Provided records -

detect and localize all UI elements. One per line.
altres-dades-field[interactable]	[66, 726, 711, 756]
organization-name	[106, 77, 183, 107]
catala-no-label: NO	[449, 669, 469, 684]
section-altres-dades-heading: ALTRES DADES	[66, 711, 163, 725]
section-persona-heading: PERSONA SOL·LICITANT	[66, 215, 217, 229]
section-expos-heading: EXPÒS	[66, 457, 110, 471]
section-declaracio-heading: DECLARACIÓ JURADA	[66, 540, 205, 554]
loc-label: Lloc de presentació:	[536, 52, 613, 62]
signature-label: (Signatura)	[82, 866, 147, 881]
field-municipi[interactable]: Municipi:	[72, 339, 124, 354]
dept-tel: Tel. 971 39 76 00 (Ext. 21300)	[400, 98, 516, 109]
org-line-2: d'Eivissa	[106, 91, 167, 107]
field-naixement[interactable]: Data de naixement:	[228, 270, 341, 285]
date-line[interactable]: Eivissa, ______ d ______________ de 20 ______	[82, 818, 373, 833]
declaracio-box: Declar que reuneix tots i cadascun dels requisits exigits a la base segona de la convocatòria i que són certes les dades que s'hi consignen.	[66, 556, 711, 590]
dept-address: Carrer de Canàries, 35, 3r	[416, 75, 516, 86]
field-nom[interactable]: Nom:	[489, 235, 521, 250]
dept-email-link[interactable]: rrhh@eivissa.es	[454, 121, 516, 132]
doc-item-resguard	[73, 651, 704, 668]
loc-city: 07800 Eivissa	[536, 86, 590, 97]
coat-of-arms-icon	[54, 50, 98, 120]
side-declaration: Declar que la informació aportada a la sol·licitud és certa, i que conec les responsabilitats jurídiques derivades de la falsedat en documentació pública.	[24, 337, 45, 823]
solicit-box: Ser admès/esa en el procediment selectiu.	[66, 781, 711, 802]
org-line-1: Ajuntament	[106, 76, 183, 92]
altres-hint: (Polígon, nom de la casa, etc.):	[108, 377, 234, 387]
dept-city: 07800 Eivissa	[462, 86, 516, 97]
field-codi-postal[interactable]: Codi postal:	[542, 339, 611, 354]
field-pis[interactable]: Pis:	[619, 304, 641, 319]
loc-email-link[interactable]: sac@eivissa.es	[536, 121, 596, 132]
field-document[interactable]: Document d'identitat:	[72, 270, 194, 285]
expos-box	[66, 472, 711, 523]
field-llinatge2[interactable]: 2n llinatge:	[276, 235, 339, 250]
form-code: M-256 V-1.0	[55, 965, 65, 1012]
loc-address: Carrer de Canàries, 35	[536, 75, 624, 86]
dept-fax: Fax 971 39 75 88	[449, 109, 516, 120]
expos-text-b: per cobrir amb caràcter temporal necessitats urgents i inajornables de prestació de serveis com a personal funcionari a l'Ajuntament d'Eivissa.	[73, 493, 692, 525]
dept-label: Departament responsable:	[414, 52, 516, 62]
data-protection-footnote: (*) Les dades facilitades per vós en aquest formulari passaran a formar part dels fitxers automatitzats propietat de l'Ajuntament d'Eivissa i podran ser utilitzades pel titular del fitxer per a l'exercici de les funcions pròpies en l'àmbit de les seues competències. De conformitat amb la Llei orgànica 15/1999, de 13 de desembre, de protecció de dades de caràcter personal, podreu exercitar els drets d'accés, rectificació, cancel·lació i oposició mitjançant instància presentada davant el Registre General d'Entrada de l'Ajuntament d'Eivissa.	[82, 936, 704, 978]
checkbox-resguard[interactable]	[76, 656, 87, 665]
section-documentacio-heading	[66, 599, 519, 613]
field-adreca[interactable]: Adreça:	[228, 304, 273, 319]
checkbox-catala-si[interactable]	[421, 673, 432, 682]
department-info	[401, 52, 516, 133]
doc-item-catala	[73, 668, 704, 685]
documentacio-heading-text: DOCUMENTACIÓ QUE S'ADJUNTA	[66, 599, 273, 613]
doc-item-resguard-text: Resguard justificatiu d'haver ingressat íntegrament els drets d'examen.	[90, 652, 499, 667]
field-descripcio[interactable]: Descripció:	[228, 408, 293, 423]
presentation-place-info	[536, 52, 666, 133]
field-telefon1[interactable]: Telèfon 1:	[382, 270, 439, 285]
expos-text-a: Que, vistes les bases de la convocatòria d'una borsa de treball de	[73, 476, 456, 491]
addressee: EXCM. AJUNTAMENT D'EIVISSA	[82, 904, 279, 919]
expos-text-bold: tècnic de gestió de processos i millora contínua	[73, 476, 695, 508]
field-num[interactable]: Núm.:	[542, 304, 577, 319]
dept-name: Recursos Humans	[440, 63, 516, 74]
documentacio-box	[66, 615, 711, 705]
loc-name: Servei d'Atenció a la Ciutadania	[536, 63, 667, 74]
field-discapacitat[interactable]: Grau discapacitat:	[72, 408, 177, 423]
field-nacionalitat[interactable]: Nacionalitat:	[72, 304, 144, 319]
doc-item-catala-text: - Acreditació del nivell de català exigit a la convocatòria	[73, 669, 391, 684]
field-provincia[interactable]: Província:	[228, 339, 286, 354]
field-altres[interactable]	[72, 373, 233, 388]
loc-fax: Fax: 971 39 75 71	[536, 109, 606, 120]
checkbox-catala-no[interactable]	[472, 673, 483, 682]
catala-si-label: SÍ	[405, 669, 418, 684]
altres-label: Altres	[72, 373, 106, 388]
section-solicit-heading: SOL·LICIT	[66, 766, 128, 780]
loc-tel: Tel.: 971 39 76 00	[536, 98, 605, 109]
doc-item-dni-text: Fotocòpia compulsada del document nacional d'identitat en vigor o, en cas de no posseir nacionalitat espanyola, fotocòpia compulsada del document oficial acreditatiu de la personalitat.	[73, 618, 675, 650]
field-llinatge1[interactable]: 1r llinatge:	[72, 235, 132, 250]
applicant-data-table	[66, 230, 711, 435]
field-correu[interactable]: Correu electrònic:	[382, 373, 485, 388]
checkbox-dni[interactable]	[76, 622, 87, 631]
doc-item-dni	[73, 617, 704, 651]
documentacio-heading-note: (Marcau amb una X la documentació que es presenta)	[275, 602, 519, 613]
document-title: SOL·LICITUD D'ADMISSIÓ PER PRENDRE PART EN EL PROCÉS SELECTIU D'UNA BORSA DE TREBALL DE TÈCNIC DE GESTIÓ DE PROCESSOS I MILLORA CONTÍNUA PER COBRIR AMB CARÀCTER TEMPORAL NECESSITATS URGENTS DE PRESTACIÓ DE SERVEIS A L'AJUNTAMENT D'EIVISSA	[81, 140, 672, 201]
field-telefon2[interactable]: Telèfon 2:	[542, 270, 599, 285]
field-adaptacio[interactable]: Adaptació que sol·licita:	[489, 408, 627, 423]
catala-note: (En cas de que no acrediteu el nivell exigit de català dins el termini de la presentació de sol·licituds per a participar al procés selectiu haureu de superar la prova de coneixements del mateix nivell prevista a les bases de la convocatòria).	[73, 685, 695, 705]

Exercise brief - Print the rows verbatim, starting at the first row and ending at the row that contains "235, 521, 250]", with both of those rows included.

Task answer -
detect and localize all UI elements. One per line.
altres-dades-field[interactable]	[66, 726, 711, 756]
organization-name	[106, 77, 183, 107]
catala-no-label: NO	[449, 669, 469, 684]
section-altres-dades-heading: ALTRES DADES	[66, 711, 163, 725]
section-persona-heading: PERSONA SOL·LICITANT	[66, 215, 217, 229]
section-expos-heading: EXPÒS	[66, 457, 110, 471]
section-declaracio-heading: DECLARACIÓ JURADA	[66, 540, 205, 554]
loc-label: Lloc de presentació:	[536, 52, 613, 62]
signature-label: (Signatura)	[82, 866, 147, 881]
field-municipi[interactable]: Municipi:	[72, 339, 124, 354]
dept-tel: Tel. 971 39 76 00 (Ext. 21300)	[400, 98, 516, 109]
org-line-2: d'Eivissa	[106, 91, 167, 107]
field-naixement[interactable]: Data de naixement:	[228, 270, 341, 285]
date-line[interactable]: Eivissa, ______ d ______________ de 20 ______	[82, 818, 373, 833]
declaracio-box: Declar que reuneix tots i cadascun dels requisits exigits a la base segona de la convocatòria i que són certes les dades que s'hi consignen.	[66, 556, 711, 590]
dept-address: Carrer de Canàries, 35, 3r	[416, 75, 516, 86]
field-nom[interactable]: Nom:	[489, 235, 521, 250]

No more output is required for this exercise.